» **Exercise task**
Can you transcribe every entry word for word, skipping the images?

## start Records to process

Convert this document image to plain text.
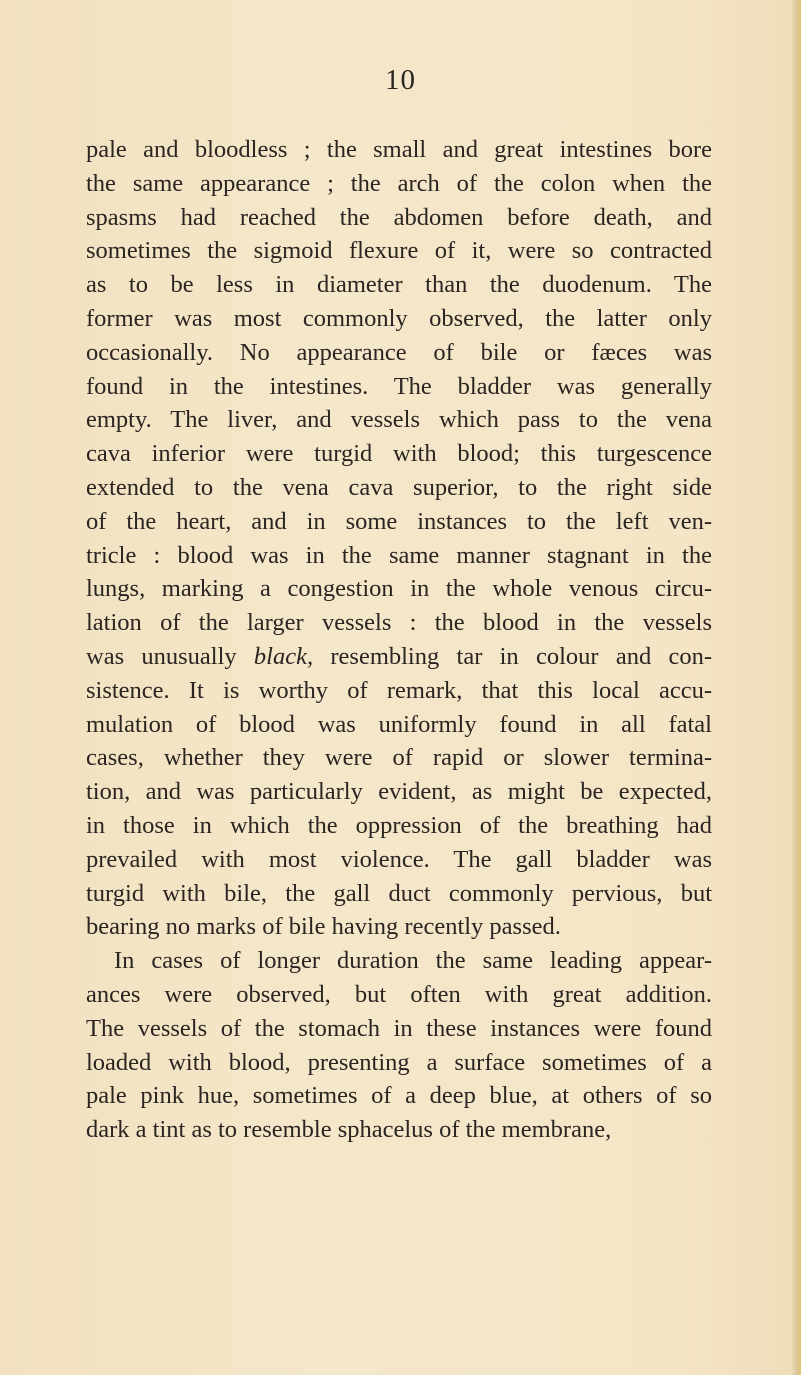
10
pale and bloodless ; the small and great intestines bore
the same appearance ; the arch of the colon when the
spasms had reached the abdomen before death, and
sometimes the sigmoid flexure of it, were so contracted
as to be less in diameter than the duodenum. The
former was most commonly observed, the latter only
occasionally. No appearance of bile or fæces was
found in the intestines. The bladder was generally
empty. The liver, and vessels which pass to the vena
cava inferior were turgid with blood; this turgescence
extended to the vena cava superior, to the right side
of the heart, and in some instances to the left ven-
tricle : blood was in the same manner stagnant in the
lungs, marking a congestion in the whole venous circu-
lation of the larger vessels : the blood in the vessels
was unusually black, resembling tar in colour and con-
sistence. It is worthy of remark, that this local accu-
mulation of blood was uniformly found in all fatal
cases, whether they were of rapid or slower termina-
tion, and was particularly evident, as might be expected,
in those in which the oppression of the breathing had
prevailed with most violence. The gall bladder was
turgid with bile, the gall duct commonly pervious, but
bearing no marks of bile having recently passed.
In cases of longer duration the same leading appear-
ances were observed, but often with great addition.
The vessels of the stomach in these instances were found
loaded with blood, presenting a surface sometimes of a
pale pink hue, sometimes of a deep blue, at others of so
dark a tint as to resemble sphacelus of the membrane,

## end Records to process

» **Response**
Convert this document image to plain text.
10
pale and bloodless ; the small and great intestines bore
the same appearance ; the arch of the colon when the
spasms had reached the abdomen before death, and
sometimes the sigmoid flexure of it, were so contracted
as to be less in diameter than the duodenum. The
former was most commonly observed, the latter only
occasionally. No appearance of bile or fæces was
found in the intestines. The bladder was generally
empty. The liver, and vessels which pass to the vena
cava inferior were turgid with blood; this turgescence
extended to the vena cava superior, to the right side
of the heart, and in some instances to the left ven-
tricle : blood was in the same manner stagnant in the
lungs, marking a congestion in the whole venous circu-
lation of the larger vessels : the blood in the vessels
was unusually black, resembling tar in colour and con-
sistence. It is worthy of remark, that this local accu-
mulation of blood was uniformly found in all fatal
cases, whether they were of rapid or slower termina-
tion, and was particularly evident, as might be expected,
in those in which the oppression of the breathing had
prevailed with most violence. The gall bladder was
turgid with bile, the gall duct commonly pervious, but
bearing no marks of bile having recently passed.
In cases of longer duration the same leading appear-
ances were observed, but often with great addition.
The vessels of the stomach in these instances were found
loaded with blood, presenting a surface sometimes of a
pale pink hue, sometimes of a deep blue, at others of so
dark a tint as to resemble sphacelus of the membrane,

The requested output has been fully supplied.